Exercise brief: Write out each line exactly as it stands, please.

-- START OF Given records --

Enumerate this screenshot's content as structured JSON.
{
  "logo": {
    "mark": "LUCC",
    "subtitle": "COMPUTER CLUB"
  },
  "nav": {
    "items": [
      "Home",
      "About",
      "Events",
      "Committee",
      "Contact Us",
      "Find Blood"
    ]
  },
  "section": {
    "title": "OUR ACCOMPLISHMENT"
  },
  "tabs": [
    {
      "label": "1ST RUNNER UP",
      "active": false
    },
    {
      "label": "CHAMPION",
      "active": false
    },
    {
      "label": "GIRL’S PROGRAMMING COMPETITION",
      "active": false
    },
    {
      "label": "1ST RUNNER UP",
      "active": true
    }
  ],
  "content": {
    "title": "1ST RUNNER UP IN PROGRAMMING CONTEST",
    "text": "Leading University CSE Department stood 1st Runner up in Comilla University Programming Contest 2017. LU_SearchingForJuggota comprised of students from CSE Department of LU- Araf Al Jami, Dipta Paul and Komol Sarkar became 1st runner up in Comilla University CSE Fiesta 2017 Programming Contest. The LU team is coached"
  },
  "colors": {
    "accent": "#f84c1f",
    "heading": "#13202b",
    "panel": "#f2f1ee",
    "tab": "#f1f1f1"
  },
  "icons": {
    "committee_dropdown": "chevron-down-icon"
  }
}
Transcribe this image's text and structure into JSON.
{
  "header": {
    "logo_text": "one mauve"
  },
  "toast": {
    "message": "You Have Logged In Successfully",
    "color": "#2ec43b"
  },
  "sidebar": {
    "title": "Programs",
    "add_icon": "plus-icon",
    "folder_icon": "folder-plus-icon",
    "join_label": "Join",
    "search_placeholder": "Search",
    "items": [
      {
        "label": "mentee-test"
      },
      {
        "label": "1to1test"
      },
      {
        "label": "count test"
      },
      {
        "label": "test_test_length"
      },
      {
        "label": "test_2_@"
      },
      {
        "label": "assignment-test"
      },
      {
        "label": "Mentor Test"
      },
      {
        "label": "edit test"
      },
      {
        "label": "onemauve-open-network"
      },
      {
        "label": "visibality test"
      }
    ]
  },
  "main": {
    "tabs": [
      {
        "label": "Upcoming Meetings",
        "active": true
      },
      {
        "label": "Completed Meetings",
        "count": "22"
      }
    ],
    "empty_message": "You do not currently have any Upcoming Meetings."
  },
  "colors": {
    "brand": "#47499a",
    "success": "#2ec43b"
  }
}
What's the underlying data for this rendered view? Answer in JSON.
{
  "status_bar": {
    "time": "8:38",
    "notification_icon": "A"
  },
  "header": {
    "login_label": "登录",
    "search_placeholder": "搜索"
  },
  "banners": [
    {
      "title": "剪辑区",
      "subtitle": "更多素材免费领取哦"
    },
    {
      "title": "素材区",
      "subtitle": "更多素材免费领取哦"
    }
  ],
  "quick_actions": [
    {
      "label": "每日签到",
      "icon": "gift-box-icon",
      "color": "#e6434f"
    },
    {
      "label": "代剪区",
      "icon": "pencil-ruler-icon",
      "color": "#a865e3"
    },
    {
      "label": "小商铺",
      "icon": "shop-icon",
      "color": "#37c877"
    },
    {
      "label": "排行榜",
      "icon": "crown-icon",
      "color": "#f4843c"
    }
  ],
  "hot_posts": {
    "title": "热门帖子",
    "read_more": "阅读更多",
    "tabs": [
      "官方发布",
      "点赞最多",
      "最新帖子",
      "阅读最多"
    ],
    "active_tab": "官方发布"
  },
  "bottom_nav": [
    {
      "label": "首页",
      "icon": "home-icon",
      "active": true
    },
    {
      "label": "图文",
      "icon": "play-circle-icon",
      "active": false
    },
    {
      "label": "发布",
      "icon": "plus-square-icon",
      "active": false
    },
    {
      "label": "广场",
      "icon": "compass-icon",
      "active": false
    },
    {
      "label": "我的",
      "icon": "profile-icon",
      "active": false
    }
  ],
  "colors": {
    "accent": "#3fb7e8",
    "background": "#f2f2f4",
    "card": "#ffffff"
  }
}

-- END OF Given records --

Full response:
Enumerate this screenshot's content as structured JSON.
{
  "logo": {
    "mark": "LUCC",
    "subtitle": "COMPUTER CLUB"
  },
  "nav": {
    "items": [
      "Home",
      "About",
      "Events",
      "Committee",
      "Contact Us",
      "Find Blood"
    ]
  },
  "section": {
    "title": "OUR ACCOMPLISHMENT"
  },
  "tabs": [
    {
      "label": "1ST RUNNER UP",
      "active": false
    },
    {
      "label": "CHAMPION",
      "active": false
    },
    {
      "label": "GIRL’S PROGRAMMING COMPETITION",
      "active": false
    },
    {
      "label": "1ST RUNNER UP",
      "active": true
    }
  ],
  "content": {
    "title": "1ST RUNNER UP IN PROGRAMMING CONTEST",
    "text": "Leading University CSE Department stood 1st Runner up in Comilla University Programming Contest 2017. LU_SearchingForJuggota comprised of students from CSE Department of LU- Araf Al Jami, Dipta Paul and Komol Sarkar became 1st runner up in Comilla University CSE Fiesta 2017 Programming Contest. The LU team is coached"
  },
  "colors": {
    "accent": "#f84c1f",
    "heading": "#13202b",
    "panel": "#f2f1ee",
    "tab": "#f1f1f1"
  },
  "icons": {
    "committee_dropdown": "chevron-down-icon"
  }
}
Transcribe this image's text and structure into JSON.
{
  "header": {
    "logo_text": "one mauve"
  },
  "toast": {
    "message": "You Have Logged In Successfully",
    "color": "#2ec43b"
  },
  "sidebar": {
    "title": "Programs",
    "add_icon": "plus-icon",
    "folder_icon": "folder-plus-icon",
    "join_label": "Join",
    "search_placeholder": "Search",
    "items": [
      {
        "label": "mentee-test"
      },
      {
        "label": "1to1test"
      },
      {
        "label": "count test"
      },
      {
        "label": "test_test_length"
      },
      {
        "label": "test_2_@"
      },
      {
        "label": "assignment-test"
      },
      {
        "label": "Mentor Test"
      },
      {
        "label": "edit test"
      },
      {
        "label": "onemauve-open-network"
      },
      {
        "label": "visibality test"
      }
    ]
  },
  "main": {
    "tabs": [
      {
        "label": "Upcoming Meetings",
        "active": true
      },
      {
        "label": "Completed Meetings",
        "count": "22"
      }
    ],
    "empty_message": "You do not currently have any Upcoming Meetings."
  },
  "colors": {
    "brand": "#47499a",
    "success": "#2ec43b"
  }
}
What's the underlying data for this rendered view? Answer in JSON.
{
  "status_bar": {
    "time": "8:38",
    "notification_icon": "A"
  },
  "header": {
    "login_label": "登录",
    "search_placeholder": "搜索"
  },
  "banners": [
    {
      "title": "剪辑区",
      "subtitle": "更多素材免费领取哦"
    },
    {
      "title": "素材区",
      "subtitle": "更多素材免费领取哦"
    }
  ],
  "quick_actions": [
    {
      "label": "每日签到",
      "icon": "gift-box-icon",
      "color": "#e6434f"
    },
    {
      "label": "代剪区",
      "icon": "pencil-ruler-icon",
      "color": "#a865e3"
    },
    {
      "label": "小商铺",
      "icon": "shop-icon",
      "color": "#37c877"
    },
    {
      "label": "排行榜",
      "icon": "crown-icon",
      "color": "#f4843c"
    }
  ],
  "hot_posts": {
    "title": "热门帖子",
    "read_more": "阅读更多",
    "tabs": [
      "官方发布",
      "点赞最多",
      "最新帖子",
      "阅读最多"
    ],
    "active_tab": "官方发布"
  },
  "bottom_nav": [
    {
      "label": "首页",
      "icon": "home-icon",
      "active": true
    },
    {
      "label": "图文",
      "icon": "play-circle-icon",
      "active": false
    },
    {
      "label": "发布",
      "icon": "plus-square-icon",
      "active": false
    },
    {
      "label": "广场",
      "icon": "compass-icon",
      "active": false
    },
    {
      "label": "我的",
      "icon": "profile-icon",
      "active": false
    }
  ],
  "colors": {
    "accent": "#3fb7e8",
    "background": "#f2f2f4",
    "card": "#ffffff"
  }
}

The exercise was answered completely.